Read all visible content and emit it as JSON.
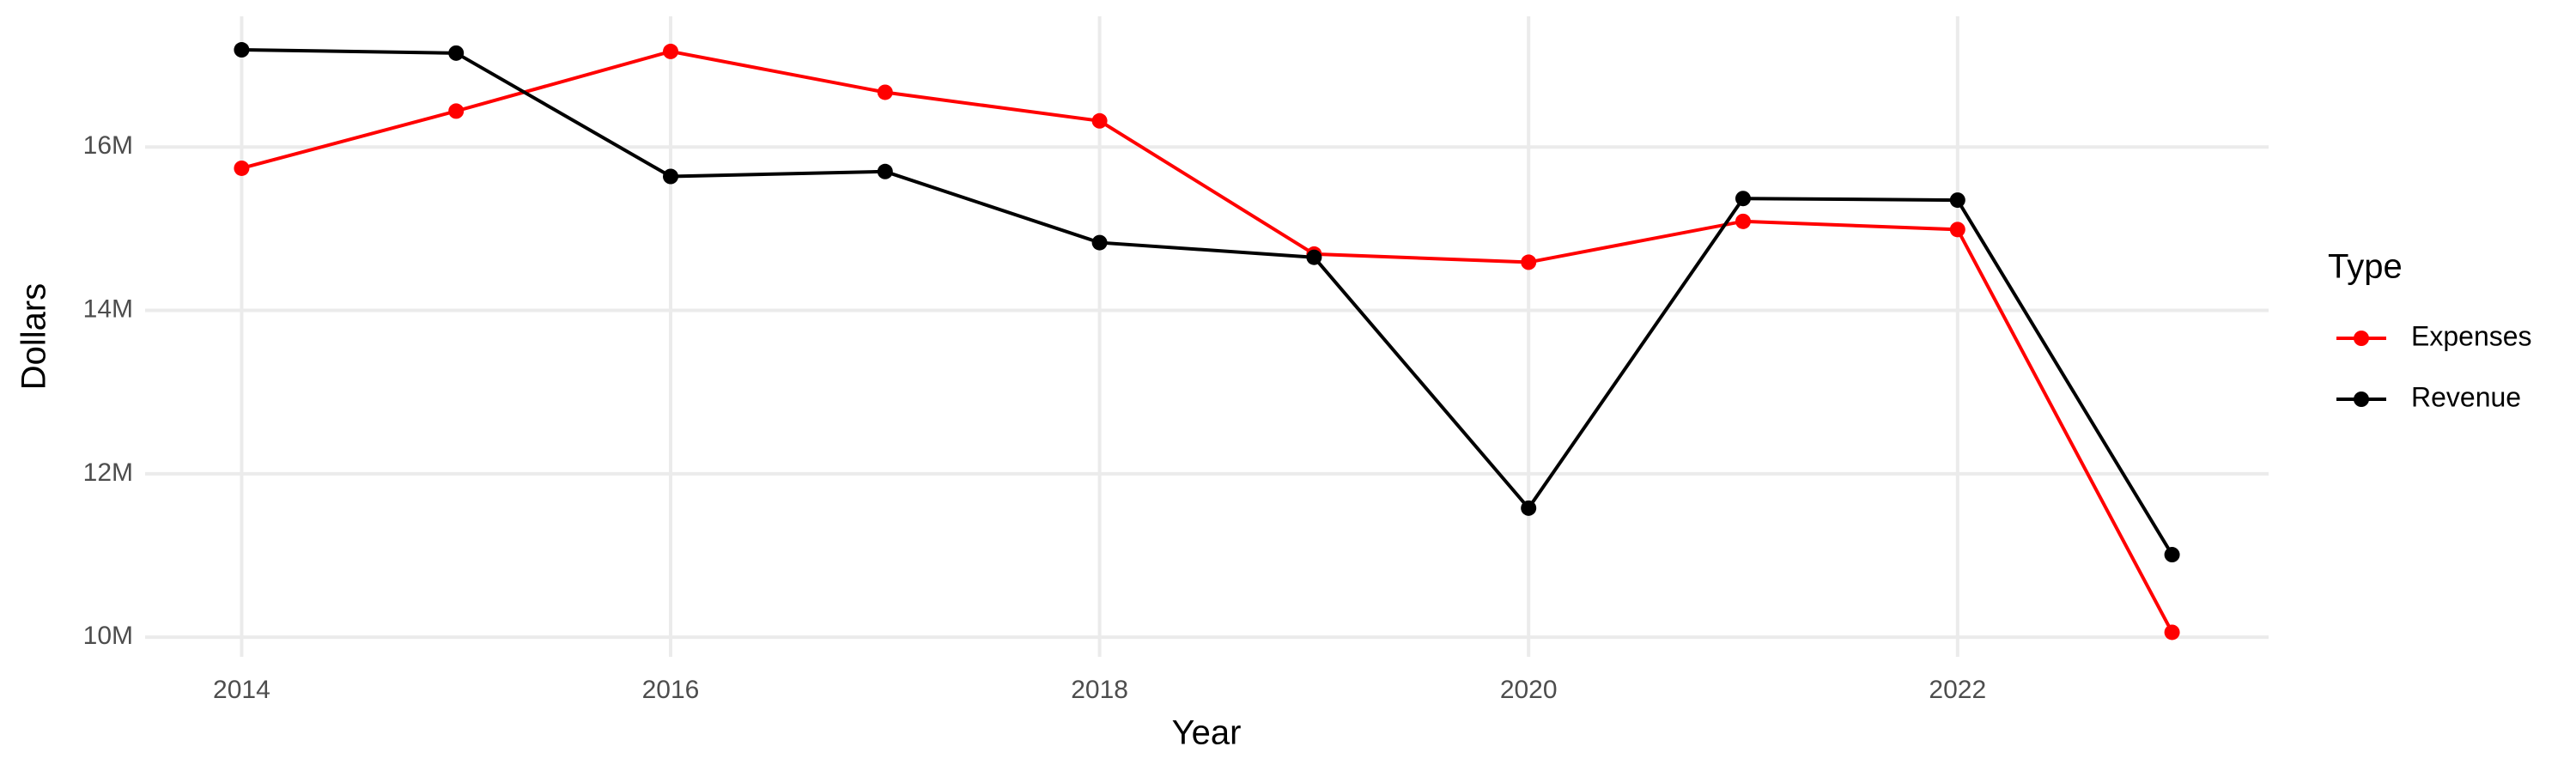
{
  "chart_data": {
    "type": "line",
    "x_label": "Year",
    "y_label": "Dollars",
    "x": [
      2014,
      2015,
      2016,
      2017,
      2018,
      2019,
      2020,
      2021,
      2022,
      2023
    ],
    "series": [
      {
        "name": "Expenses",
        "color": "#ff0000",
        "values": [
          15740000,
          16440000,
          17170000,
          16670000,
          16320000,
          14690000,
          14590000,
          15090000,
          14990000,
          10060000
        ]
      },
      {
        "name": "Revenue",
        "color": "#000000",
        "values": [
          17190000,
          17150000,
          15640000,
          15700000,
          14830000,
          14650000,
          11580000,
          15370000,
          15350000,
          11010000
        ]
      }
    ],
    "xlim": [
      2013.55,
      2023.45
    ],
    "ylim": [
      9760000,
      17600000
    ],
    "xticks": [
      2014,
      2016,
      2018,
      2020,
      2022
    ],
    "yticks": [
      {
        "value": 10000000,
        "label": "10M"
      },
      {
        "value": 12000000,
        "label": "12M"
      },
      {
        "value": 14000000,
        "label": "14M"
      },
      {
        "value": 16000000,
        "label": "16M"
      }
    ],
    "grid": true,
    "legend": {
      "title": "Type",
      "position": "right"
    }
  }
}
──────────────────────────────
* [Your task]: Leave out the pictures and copy everything else in the records word for word.

* [The answer]:
Read all visible content and emit it as JSON.
{
  "chart_data": {
    "type": "line",
    "x_label": "Year",
    "y_label": "Dollars",
    "x": [
      2014,
      2015,
      2016,
      2017,
      2018,
      2019,
      2020,
      2021,
      2022,
      2023
    ],
    "series": [
      {
        "name": "Expenses",
        "color": "#ff0000",
        "values": [
          15740000,
          16440000,
          17170000,
          16670000,
          16320000,
          14690000,
          14590000,
          15090000,
          14990000,
          10060000
        ]
      },
      {
        "name": "Revenue",
        "color": "#000000",
        "values": [
          17190000,
          17150000,
          15640000,
          15700000,
          14830000,
          14650000,
          11580000,
          15370000,
          15350000,
          11010000
        ]
      }
    ],
    "xlim": [
      2013.55,
      2023.45
    ],
    "ylim": [
      9760000,
      17600000
    ],
    "xticks": [
      2014,
      2016,
      2018,
      2020,
      2022
    ],
    "yticks": [
      {
        "value": 10000000,
        "label": "10M"
      },
      {
        "value": 12000000,
        "label": "12M"
      },
      {
        "value": 14000000,
        "label": "14M"
      },
      {
        "value": 16000000,
        "label": "16M"
      }
    ],
    "grid": true,
    "legend": {
      "title": "Type",
      "position": "right"
    }
  }
}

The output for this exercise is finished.